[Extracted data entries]
[Start]
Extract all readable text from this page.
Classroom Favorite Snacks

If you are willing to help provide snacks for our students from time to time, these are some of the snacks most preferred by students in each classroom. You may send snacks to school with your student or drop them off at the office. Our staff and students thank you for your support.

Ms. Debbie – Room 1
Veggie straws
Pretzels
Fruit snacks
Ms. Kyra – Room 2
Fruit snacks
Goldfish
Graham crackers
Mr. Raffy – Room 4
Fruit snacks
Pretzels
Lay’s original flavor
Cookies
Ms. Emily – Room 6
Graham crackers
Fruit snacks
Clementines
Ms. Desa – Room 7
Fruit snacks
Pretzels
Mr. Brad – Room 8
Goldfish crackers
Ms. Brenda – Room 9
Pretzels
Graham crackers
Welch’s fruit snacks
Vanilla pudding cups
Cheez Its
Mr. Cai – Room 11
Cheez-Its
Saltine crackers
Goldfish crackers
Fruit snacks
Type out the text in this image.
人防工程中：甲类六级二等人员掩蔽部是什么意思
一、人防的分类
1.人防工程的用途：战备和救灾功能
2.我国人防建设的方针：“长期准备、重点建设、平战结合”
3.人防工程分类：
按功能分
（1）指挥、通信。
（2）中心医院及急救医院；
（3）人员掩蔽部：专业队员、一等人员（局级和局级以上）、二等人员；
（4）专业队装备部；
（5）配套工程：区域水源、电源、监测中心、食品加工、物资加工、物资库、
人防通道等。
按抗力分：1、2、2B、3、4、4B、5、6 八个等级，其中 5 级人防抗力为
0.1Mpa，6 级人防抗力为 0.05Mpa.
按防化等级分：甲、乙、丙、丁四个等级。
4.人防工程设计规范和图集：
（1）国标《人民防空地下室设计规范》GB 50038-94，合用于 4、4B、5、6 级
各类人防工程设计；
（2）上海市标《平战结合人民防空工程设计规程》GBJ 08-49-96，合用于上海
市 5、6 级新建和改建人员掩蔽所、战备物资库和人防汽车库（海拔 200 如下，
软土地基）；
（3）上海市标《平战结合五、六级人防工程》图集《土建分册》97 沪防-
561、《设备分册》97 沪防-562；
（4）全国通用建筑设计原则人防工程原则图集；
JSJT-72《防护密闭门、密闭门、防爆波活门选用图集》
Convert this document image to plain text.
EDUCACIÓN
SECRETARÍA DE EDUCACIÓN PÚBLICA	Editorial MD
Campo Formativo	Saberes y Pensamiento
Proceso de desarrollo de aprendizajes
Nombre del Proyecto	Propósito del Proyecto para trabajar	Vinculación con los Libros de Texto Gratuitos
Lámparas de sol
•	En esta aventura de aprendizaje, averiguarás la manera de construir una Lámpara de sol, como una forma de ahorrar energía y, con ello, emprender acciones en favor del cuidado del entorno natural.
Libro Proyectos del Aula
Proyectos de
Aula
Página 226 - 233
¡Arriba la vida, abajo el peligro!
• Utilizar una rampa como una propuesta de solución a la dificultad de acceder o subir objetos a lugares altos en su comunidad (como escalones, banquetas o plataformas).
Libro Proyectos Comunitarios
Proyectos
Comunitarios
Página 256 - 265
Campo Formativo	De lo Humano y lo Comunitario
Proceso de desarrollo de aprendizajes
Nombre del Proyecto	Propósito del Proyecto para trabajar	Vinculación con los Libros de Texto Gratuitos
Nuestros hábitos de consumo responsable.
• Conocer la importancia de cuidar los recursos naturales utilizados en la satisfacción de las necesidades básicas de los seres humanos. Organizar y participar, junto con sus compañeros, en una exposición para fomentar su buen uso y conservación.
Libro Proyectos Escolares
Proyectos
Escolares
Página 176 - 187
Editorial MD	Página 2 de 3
[End]
- [Work to complete]: Check each line above for the word "image" and copy the ones that have it.

- [Worked answer]:
Type out the text in this image.
Convert this document image to plain text.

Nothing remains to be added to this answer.